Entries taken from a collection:

_ _ _ _ _ _ _

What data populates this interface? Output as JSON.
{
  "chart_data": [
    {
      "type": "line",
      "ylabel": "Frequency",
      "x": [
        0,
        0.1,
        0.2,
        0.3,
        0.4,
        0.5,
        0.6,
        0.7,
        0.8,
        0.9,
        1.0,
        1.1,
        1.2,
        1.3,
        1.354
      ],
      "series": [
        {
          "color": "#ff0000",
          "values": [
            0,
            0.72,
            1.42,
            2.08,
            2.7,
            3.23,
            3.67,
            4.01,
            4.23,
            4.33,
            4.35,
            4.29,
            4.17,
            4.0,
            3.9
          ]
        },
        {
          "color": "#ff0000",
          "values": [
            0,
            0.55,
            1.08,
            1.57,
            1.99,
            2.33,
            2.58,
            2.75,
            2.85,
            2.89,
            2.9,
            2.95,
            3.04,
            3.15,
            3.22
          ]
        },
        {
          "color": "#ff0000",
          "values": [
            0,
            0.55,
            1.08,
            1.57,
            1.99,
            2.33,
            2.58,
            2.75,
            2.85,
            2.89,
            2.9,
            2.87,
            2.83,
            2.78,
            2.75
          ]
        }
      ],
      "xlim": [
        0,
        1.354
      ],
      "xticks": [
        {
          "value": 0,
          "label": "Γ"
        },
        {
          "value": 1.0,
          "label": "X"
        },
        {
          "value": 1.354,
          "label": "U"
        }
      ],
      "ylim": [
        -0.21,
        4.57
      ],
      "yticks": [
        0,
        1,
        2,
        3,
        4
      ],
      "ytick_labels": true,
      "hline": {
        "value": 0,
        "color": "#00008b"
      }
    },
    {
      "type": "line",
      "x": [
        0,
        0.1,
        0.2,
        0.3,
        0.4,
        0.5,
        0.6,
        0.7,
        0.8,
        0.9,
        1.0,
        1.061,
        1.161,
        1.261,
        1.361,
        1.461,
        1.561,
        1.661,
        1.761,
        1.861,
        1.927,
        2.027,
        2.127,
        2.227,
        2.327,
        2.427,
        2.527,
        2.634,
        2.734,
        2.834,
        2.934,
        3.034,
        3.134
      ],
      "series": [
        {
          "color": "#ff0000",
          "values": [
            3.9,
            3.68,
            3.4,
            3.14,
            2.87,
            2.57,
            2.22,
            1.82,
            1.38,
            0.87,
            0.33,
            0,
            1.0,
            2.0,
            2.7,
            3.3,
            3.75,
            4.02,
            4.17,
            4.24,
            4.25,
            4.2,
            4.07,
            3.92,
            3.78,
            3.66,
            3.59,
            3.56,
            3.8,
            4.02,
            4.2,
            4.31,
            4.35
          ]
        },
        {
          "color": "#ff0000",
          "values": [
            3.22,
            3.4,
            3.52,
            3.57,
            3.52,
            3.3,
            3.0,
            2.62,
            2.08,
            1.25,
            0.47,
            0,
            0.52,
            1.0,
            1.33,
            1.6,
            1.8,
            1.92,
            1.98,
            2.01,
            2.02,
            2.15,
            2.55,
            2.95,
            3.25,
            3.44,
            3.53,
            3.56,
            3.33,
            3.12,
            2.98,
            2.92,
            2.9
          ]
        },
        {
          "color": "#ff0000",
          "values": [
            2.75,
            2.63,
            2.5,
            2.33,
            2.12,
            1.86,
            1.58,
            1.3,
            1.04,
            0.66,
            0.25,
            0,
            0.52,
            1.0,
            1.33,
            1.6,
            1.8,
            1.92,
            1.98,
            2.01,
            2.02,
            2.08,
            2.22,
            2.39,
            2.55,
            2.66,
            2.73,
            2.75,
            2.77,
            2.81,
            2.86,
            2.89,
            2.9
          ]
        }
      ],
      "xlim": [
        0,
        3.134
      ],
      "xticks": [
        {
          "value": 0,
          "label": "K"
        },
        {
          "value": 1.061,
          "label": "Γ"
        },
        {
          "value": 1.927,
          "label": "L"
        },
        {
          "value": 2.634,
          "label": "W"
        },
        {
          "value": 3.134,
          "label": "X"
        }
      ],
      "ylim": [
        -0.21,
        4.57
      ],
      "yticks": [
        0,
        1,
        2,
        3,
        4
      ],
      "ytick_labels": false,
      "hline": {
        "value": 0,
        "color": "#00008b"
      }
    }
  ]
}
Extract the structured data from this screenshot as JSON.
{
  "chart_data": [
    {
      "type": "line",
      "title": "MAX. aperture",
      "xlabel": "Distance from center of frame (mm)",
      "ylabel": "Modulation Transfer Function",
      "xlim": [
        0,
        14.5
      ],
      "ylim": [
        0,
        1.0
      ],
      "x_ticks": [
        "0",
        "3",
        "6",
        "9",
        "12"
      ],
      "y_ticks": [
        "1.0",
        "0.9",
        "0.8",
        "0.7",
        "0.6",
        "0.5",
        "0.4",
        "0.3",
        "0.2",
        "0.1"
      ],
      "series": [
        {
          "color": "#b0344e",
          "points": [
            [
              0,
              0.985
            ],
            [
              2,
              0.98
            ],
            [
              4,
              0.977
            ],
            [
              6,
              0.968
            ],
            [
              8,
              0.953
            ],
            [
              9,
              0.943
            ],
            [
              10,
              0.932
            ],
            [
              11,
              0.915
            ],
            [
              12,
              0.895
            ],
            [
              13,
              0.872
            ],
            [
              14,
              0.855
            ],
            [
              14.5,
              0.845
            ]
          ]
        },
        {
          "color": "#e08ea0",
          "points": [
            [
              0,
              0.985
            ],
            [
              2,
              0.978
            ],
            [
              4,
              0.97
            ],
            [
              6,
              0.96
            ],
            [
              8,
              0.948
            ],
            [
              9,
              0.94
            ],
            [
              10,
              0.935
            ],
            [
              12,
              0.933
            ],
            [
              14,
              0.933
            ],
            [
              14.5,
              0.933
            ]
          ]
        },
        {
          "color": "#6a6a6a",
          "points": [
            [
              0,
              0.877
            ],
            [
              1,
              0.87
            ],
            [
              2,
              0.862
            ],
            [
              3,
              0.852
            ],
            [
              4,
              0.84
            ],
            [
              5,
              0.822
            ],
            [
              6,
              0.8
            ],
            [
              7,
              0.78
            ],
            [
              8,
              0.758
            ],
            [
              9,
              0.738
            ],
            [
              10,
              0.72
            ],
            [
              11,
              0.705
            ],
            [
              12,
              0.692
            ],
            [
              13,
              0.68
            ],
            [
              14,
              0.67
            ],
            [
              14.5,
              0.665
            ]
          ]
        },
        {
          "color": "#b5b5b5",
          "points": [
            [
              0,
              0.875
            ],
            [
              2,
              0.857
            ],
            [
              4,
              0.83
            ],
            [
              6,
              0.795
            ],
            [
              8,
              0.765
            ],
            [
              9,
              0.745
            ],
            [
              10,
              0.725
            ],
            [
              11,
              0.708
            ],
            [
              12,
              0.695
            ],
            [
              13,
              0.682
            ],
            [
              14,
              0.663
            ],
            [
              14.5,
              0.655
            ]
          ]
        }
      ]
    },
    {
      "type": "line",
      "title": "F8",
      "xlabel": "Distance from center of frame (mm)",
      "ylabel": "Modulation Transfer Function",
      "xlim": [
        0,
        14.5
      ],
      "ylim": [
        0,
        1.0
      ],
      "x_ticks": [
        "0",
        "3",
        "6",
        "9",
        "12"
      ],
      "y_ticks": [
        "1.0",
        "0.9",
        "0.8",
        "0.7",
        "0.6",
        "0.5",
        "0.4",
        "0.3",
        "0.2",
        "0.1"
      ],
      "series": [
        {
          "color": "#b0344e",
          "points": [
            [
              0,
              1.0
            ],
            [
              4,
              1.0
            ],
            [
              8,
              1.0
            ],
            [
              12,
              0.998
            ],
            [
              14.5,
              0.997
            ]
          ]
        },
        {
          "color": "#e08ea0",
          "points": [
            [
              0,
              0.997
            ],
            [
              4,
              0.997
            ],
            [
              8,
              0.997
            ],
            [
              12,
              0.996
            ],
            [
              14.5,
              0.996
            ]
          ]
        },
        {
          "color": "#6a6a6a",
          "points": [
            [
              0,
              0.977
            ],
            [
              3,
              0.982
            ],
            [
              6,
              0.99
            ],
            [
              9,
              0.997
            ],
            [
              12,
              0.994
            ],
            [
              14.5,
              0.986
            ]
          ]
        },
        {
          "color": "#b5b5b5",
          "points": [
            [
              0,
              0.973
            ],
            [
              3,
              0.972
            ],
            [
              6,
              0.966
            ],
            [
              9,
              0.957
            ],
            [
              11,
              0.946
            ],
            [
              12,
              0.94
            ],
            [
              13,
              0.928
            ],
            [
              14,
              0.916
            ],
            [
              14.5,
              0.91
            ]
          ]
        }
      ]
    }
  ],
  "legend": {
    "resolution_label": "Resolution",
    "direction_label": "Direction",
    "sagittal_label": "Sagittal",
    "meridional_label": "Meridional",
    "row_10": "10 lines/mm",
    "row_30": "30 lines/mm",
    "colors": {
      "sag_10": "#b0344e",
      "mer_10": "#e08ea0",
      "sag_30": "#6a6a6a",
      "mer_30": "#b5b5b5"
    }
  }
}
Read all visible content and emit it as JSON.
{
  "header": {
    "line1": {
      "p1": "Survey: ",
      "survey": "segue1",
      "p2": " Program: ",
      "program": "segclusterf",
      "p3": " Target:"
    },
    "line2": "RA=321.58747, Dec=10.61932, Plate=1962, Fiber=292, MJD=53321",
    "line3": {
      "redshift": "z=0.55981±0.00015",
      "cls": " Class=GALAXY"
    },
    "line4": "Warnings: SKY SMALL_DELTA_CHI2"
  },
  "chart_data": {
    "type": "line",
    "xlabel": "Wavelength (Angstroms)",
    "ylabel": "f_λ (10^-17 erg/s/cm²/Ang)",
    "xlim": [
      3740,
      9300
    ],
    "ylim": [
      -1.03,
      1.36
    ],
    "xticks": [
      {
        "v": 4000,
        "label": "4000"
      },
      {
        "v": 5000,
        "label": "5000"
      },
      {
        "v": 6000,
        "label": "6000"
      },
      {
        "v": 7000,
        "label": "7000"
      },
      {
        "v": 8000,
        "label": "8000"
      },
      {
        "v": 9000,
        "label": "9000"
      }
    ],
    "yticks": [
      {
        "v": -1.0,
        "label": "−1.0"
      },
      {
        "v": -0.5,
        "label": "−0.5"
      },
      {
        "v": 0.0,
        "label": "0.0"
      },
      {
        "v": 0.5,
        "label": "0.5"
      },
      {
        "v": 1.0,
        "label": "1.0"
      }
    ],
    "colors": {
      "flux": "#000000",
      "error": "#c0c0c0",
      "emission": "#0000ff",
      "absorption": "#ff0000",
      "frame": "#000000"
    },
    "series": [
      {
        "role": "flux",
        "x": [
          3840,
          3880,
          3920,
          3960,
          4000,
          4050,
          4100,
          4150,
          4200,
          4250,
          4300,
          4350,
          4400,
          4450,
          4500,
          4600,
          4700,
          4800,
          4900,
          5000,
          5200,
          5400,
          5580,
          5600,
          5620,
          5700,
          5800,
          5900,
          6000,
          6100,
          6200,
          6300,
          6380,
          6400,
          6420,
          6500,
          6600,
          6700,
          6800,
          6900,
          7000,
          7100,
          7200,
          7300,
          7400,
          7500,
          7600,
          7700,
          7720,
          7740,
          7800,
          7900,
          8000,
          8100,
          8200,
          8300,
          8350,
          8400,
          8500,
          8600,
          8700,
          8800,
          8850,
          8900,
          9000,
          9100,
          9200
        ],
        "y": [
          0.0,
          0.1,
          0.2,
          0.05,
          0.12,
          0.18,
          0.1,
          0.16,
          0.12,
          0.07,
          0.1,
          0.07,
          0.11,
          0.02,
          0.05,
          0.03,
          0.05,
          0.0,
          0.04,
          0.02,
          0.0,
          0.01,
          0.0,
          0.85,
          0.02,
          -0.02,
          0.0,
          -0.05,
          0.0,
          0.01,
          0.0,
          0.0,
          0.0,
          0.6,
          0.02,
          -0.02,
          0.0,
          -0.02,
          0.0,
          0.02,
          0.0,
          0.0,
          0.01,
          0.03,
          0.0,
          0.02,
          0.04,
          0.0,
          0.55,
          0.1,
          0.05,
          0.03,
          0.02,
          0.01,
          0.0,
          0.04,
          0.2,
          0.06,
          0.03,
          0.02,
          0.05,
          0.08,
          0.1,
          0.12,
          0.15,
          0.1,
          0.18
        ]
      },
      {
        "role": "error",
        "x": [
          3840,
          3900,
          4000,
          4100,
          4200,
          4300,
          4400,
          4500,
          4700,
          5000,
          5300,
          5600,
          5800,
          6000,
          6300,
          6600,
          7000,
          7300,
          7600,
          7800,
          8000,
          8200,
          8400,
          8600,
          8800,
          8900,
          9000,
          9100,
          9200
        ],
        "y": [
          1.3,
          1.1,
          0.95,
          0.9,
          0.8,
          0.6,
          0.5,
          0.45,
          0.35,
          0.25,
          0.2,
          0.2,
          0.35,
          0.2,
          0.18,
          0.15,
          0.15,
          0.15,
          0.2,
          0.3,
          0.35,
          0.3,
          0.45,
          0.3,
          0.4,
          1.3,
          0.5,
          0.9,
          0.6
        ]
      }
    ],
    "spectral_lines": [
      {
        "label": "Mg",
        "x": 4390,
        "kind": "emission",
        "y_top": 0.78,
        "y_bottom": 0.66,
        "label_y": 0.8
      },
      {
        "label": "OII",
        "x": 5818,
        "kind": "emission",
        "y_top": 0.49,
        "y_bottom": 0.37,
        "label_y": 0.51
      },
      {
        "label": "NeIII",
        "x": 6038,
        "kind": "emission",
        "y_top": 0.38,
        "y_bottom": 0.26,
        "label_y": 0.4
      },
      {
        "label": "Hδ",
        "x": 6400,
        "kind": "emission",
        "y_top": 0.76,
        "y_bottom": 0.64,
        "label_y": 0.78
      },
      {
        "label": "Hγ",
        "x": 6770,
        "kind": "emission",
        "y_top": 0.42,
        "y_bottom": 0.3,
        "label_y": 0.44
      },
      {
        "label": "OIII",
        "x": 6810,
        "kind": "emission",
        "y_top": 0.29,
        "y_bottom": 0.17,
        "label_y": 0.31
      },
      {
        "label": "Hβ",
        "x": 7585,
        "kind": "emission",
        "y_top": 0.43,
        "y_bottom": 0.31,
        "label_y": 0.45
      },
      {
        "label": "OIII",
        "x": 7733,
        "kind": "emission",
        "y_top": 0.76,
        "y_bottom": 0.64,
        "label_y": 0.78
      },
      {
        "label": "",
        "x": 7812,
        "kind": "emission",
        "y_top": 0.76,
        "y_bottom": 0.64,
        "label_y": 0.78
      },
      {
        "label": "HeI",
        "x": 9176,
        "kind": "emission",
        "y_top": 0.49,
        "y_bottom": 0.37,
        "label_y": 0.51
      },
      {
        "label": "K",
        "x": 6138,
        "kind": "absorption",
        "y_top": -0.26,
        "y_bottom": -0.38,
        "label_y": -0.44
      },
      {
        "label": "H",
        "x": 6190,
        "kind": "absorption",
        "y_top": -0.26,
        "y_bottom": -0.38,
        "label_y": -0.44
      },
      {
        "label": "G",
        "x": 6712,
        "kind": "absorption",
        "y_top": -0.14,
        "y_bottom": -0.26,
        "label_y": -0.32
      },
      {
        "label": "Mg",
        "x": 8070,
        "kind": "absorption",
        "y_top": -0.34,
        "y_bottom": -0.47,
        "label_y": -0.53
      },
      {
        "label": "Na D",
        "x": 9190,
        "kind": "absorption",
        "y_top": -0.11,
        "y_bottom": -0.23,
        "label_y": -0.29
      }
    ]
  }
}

_ _ _ _ _ _ _

#### [STATED TASK]
Scan the listing above for the word "JSON" and copy every line that holds it.

#### [WRITTEN SOLUTION]
What data populates this interface? Output as JSON.
Extract the structured data from this screenshot as JSON.
Read all visible content and emit it as JSON.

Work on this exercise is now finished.